** Start **
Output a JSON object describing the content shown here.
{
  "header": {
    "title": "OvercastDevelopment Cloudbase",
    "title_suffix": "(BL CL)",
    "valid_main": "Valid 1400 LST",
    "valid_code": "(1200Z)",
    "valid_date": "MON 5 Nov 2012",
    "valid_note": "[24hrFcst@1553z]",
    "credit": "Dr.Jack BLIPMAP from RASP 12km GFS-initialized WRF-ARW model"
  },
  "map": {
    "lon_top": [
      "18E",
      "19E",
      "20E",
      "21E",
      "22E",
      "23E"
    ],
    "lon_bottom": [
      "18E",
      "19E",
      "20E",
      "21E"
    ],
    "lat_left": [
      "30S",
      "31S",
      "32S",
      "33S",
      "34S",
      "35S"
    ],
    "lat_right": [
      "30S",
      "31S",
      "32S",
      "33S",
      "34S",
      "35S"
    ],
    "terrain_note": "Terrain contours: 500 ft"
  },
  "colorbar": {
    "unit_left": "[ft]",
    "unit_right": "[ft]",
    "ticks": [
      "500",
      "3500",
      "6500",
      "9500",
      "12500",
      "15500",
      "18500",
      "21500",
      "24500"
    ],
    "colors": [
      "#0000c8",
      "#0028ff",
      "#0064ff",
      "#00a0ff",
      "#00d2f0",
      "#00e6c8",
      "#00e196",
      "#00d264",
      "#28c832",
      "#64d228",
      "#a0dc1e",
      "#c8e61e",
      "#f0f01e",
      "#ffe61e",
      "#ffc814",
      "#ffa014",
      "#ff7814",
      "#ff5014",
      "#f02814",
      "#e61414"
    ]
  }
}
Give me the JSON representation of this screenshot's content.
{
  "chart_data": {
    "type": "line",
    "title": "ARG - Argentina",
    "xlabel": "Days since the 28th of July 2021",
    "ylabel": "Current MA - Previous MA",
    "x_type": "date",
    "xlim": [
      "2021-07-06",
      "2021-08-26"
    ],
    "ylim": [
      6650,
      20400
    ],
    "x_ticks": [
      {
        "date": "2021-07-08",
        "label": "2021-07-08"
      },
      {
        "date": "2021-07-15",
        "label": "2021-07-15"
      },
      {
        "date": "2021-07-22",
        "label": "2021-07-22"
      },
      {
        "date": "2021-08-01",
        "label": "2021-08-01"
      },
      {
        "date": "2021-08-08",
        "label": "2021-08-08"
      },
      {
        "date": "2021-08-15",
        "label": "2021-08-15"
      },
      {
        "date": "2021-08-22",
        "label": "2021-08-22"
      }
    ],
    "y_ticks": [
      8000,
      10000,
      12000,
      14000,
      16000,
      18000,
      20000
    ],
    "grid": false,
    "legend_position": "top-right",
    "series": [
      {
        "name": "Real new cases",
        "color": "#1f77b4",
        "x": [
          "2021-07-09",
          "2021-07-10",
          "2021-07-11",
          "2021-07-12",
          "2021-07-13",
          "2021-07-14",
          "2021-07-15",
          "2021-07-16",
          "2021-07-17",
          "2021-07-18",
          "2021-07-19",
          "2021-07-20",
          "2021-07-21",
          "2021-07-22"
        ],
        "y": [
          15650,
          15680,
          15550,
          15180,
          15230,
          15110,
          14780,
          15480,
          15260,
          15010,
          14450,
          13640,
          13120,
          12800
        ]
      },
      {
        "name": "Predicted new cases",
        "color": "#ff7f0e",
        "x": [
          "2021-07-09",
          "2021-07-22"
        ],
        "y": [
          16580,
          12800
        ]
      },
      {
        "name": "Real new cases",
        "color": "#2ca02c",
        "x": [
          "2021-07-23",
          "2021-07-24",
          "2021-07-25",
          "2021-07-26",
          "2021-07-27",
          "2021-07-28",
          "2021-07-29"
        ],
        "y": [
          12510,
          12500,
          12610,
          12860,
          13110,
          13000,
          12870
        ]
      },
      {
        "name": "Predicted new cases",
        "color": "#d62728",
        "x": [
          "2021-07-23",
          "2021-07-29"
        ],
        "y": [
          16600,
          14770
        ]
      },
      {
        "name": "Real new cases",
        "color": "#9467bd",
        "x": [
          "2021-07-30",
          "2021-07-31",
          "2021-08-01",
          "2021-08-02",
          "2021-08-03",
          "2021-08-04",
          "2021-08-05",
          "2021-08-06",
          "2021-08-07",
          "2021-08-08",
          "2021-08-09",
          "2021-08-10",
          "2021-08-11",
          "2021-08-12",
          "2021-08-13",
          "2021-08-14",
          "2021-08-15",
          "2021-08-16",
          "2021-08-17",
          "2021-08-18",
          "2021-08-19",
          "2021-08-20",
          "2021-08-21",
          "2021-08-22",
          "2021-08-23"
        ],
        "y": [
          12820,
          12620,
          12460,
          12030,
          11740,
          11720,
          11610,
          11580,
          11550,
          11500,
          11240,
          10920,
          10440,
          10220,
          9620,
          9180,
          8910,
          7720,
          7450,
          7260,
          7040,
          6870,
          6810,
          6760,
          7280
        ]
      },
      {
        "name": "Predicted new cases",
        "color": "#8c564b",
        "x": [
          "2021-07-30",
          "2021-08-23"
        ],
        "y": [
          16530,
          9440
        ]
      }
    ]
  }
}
** End **
• _DIRECTIONS_
Transcribe the data. Leave every line exactly as it is.

• _TASK OUTPUT_
Output a JSON object describing the content shown here.
{
  "header": {
    "title": "OvercastDevelopment Cloudbase",
    "title_suffix": "(BL CL)",
    "valid_main": "Valid 1400 LST",
    "valid_code": "(1200Z)",
    "valid_date": "MON 5 Nov 2012",
    "valid_note": "[24hrFcst@1553z]",
    "credit": "Dr.Jack BLIPMAP from RASP 12km GFS-initialized WRF-ARW model"
  },
  "map": {
    "lon_top": [
      "18E",
      "19E",
      "20E",
      "21E",
      "22E",
      "23E"
    ],
    "lon_bottom": [
      "18E",
      "19E",
      "20E",
      "21E"
    ],
    "lat_left": [
      "30S",
      "31S",
      "32S",
      "33S",
      "34S",
      "35S"
    ],
    "lat_right": [
      "30S",
      "31S",
      "32S",
      "33S",
      "34S",
      "35S"
    ],
    "terrain_note": "Terrain contours: 500 ft"
  },
  "colorbar": {
    "unit_left": "[ft]",
    "unit_right": "[ft]",
    "ticks": [
      "500",
      "3500",
      "6500",
      "9500",
      "12500",
      "15500",
      "18500",
      "21500",
      "24500"
    ],
    "colors": [
      "#0000c8",
      "#0028ff",
      "#0064ff",
      "#00a0ff",
      "#00d2f0",
      "#00e6c8",
      "#00e196",
      "#00d264",
      "#28c832",
      "#64d228",
      "#a0dc1e",
      "#c8e61e",
      "#f0f01e",
      "#ffe61e",
      "#ffc814",
      "#ffa014",
      "#ff7814",
      "#ff5014",
      "#f02814",
      "#e61414"
    ]
  }
}
Give me the JSON representation of this screenshot's content.
{
  "chart_data": {
    "type": "line",
    "title": "ARG - Argentina",
    "xlabel": "Days since the 28th of July 2021",
    "ylabel": "Current MA - Previous MA",
    "x_type": "date",
    "xlim": [
      "2021-07-06",
      "2021-08-26"
    ],
    "ylim": [
      6650,
      20400
    ],
    "x_ticks": [
      {
        "date": "2021-07-08",
        "label": "2021-07-08"
      },
      {
        "date": "2021-07-15",
        "label": "2021-07-15"
      },
      {
        "date": "2021-07-22",
        "label": "2021-07-22"
      },
      {
        "date": "2021-08-01",
        "label": "2021-08-01"
      },
      {
        "date": "2021-08-08",
        "label": "2021-08-08"
      },
      {
        "date": "2021-08-15",
        "label": "2021-08-15"
      },
      {
        "date": "2021-08-22",
        "label": "2021-08-22"
      }
    ],
    "y_ticks": [
      8000,
      10000,
      12000,
      14000,
      16000,
      18000,
      20000
    ],
    "grid": false,
    "legend_position": "top-right",
    "series": [
      {
        "name": "Real new cases",
        "color": "#1f77b4",
        "x": [
          "2021-07-09",
          "2021-07-10",
          "2021-07-11",
          "2021-07-12",
          "2021-07-13",
          "2021-07-14",
          "2021-07-15",
          "2021-07-16",
          "2021-07-17",
          "2021-07-18",
          "2021-07-19",
          "2021-07-20",
          "2021-07-21",
          "2021-07-22"
        ],
        "y": [
          15650,
          15680,
          15550,
          15180,
          15230,
          15110,
          14780,
          15480,
          15260,
          15010,
          14450,
          13640,
          13120,
          12800
        ]
      },
      {
        "name": "Predicted new cases",
        "color": "#ff7f0e",
        "x": [
          "2021-07-09",
          "2021-07-22"
        ],
        "y": [
          16580,
          12800
        ]
      },
      {
        "name": "Real new cases",
        "color": "#2ca02c",
        "x": [
          "2021-07-23",
          "2021-07-24",
          "2021-07-25",
          "2021-07-26",
          "2021-07-27",
          "2021-07-28",
          "2021-07-29"
        ],
        "y": [
          12510,
          12500,
          12610,
          12860,
          13110,
          13000,
          12870
        ]
      },
      {
        "name": "Predicted new cases",
        "color": "#d62728",
        "x": [
          "2021-07-23",
          "2021-07-29"
        ],
        "y": [
          16600,
          14770
        ]
      },
      {
        "name": "Real new cases",
        "color": "#9467bd",
        "x": [
          "2021-07-30",
          "2021-07-31",
          "2021-08-01",
          "2021-08-02",
          "2021-08-03",
          "2021-08-04",
          "2021-08-05",
          "2021-08-06",
          "2021-08-07",
          "2021-08-08",
          "2021-08-09",
          "2021-08-10",
          "2021-08-11",
          "2021-08-12",
          "2021-08-13",
          "2021-08-14",
          "2021-08-15",
          "2021-08-16",
          "2021-08-17",
          "2021-08-18",
          "2021-08-19",
          "2021-08-20",
          "2021-08-21",
          "2021-08-22",
          "2021-08-23"
        ],
        "y": [
          12820,
          12620,
          12460,
          12030,
          11740,
          11720,
          11610,
          11580,
          11550,
          11500,
          11240,
          10920,
          10440,
          10220,
          9620,
          9180,
          8910,
          7720,
          7450,
          7260,
          7040,
          6870,
          6810,
          6760,
          7280
        ]
      },
      {
        "name": "Predicted new cases",
        "color": "#8c564b",
        "x": [
          "2021-07-30",
          "2021-08-23"
        ],
        "y": [
          16530,
          9440
        ]
      }
    ]
  }
}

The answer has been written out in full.